#### [DIRECTIONS]
Restate each entry word for word, leaving nothing out.

#### [DATA LINES]

□ □ □ □ □

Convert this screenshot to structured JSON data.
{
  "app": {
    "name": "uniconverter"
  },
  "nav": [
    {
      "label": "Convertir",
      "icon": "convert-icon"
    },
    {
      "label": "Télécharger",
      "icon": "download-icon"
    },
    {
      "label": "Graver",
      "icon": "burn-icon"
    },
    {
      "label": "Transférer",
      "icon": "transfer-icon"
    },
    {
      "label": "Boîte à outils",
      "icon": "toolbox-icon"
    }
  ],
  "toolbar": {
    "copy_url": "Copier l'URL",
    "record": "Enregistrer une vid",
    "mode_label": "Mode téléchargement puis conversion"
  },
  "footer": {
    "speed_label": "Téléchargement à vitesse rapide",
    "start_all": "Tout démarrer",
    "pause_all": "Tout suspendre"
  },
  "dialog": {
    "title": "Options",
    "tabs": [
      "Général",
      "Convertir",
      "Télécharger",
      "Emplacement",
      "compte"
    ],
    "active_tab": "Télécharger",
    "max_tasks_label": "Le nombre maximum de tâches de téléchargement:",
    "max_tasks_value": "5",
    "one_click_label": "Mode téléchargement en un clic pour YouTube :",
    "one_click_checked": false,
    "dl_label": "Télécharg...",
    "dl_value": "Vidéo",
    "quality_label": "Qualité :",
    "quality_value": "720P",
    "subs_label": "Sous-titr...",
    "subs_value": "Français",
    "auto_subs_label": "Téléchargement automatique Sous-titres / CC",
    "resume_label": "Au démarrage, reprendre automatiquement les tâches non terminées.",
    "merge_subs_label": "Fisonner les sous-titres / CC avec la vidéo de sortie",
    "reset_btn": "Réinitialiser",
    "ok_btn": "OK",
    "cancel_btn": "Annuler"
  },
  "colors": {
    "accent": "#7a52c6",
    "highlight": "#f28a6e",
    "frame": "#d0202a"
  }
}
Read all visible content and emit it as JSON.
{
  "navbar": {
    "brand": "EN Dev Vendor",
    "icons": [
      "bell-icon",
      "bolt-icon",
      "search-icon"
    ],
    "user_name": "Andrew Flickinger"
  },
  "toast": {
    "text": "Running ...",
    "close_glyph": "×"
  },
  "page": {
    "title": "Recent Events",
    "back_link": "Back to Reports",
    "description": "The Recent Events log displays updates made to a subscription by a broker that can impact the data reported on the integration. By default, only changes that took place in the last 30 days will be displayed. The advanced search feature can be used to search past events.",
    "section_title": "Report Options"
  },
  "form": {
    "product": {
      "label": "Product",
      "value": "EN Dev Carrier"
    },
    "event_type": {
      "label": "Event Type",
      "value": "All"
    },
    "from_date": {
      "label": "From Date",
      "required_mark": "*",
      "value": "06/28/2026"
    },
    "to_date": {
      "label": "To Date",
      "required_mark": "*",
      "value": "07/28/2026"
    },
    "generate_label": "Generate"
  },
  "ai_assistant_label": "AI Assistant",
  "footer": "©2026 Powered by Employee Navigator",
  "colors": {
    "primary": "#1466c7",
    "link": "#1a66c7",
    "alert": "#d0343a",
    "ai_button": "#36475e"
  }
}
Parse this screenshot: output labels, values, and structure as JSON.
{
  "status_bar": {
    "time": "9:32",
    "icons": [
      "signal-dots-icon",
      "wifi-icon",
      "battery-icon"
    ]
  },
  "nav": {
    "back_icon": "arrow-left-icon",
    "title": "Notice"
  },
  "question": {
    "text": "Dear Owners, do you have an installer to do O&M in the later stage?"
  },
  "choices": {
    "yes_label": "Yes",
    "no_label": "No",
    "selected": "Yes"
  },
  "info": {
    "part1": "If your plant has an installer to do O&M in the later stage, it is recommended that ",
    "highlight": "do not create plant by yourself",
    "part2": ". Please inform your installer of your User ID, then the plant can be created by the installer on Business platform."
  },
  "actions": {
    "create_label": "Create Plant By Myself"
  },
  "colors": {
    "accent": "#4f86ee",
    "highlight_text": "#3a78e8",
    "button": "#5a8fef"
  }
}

□ □ □ □ □

#### [EXERCISE RESULT]
Convert this screenshot to structured JSON data.
{
  "app": {
    "name": "uniconverter"
  },
  "nav": [
    {
      "label": "Convertir",
      "icon": "convert-icon"
    },
    {
      "label": "Télécharger",
      "icon": "download-icon"
    },
    {
      "label": "Graver",
      "icon": "burn-icon"
    },
    {
      "label": "Transférer",
      "icon": "transfer-icon"
    },
    {
      "label": "Boîte à outils",
      "icon": "toolbox-icon"
    }
  ],
  "toolbar": {
    "copy_url": "Copier l'URL",
    "record": "Enregistrer une vid",
    "mode_label": "Mode téléchargement puis conversion"
  },
  "footer": {
    "speed_label": "Téléchargement à vitesse rapide",
    "start_all": "Tout démarrer",
    "pause_all": "Tout suspendre"
  },
  "dialog": {
    "title": "Options",
    "tabs": [
      "Général",
      "Convertir",
      "Télécharger",
      "Emplacement",
      "compte"
    ],
    "active_tab": "Télécharger",
    "max_tasks_label": "Le nombre maximum de tâches de téléchargement:",
    "max_tasks_value": "5",
    "one_click_label": "Mode téléchargement en un clic pour YouTube :",
    "one_click_checked": false,
    "dl_label": "Télécharg...",
    "dl_value": "Vidéo",
    "quality_label": "Qualité :",
    "quality_value": "720P",
    "subs_label": "Sous-titr...",
    "subs_value": "Français",
    "auto_subs_label": "Téléchargement automatique Sous-titres / CC",
    "resume_label": "Au démarrage, reprendre automatiquement les tâches non terminées.",
    "merge_subs_label": "Fisonner les sous-titres / CC avec la vidéo de sortie",
    "reset_btn": "Réinitialiser",
    "ok_btn": "OK",
    "cancel_btn": "Annuler"
  },
  "colors": {
    "accent": "#7a52c6",
    "highlight": "#f28a6e",
    "frame": "#d0202a"
  }
}
Read all visible content and emit it as JSON.
{
  "navbar": {
    "brand": "EN Dev Vendor",
    "icons": [
      "bell-icon",
      "bolt-icon",
      "search-icon"
    ],
    "user_name": "Andrew Flickinger"
  },
  "toast": {
    "text": "Running ...",
    "close_glyph": "×"
  },
  "page": {
    "title": "Recent Events",
    "back_link": "Back to Reports",
    "description": "The Recent Events log displays updates made to a subscription by a broker that can impact the data reported on the integration. By default, only changes that took place in the last 30 days will be displayed. The advanced search feature can be used to search past events.",
    "section_title": "Report Options"
  },
  "form": {
    "product": {
      "label": "Product",
      "value": "EN Dev Carrier"
    },
    "event_type": {
      "label": "Event Type",
      "value": "All"
    },
    "from_date": {
      "label": "From Date",
      "required_mark": "*",
      "value": "06/28/2026"
    },
    "to_date": {
      "label": "To Date",
      "required_mark": "*",
      "value": "07/28/2026"
    },
    "generate_label": "Generate"
  },
  "ai_assistant_label": "AI Assistant",
  "footer": "©2026 Powered by Employee Navigator",
  "colors": {
    "primary": "#1466c7",
    "link": "#1a66c7",
    "alert": "#d0343a",
    "ai_button": "#36475e"
  }
}
Parse this screenshot: output labels, values, and structure as JSON.
{
  "status_bar": {
    "time": "9:32",
    "icons": [
      "signal-dots-icon",
      "wifi-icon",
      "battery-icon"
    ]
  },
  "nav": {
    "back_icon": "arrow-left-icon",
    "title": "Notice"
  },
  "question": {
    "text": "Dear Owners, do you have an installer to do O&M in the later stage?"
  },
  "choices": {
    "yes_label": "Yes",
    "no_label": "No",
    "selected": "Yes"
  },
  "info": {
    "part1": "If your plant has an installer to do O&M in the later stage, it is recommended that ",
    "highlight": "do not create plant by yourself",
    "part2": ". Please inform your installer of your User ID, then the plant can be created by the installer on Business platform."
  },
  "actions": {
    "create_label": "Create Plant By Myself"
  },
  "colors": {
    "accent": "#4f86ee",
    "highlight_text": "#3a78e8",
    "button": "#5a8fef"
  }
}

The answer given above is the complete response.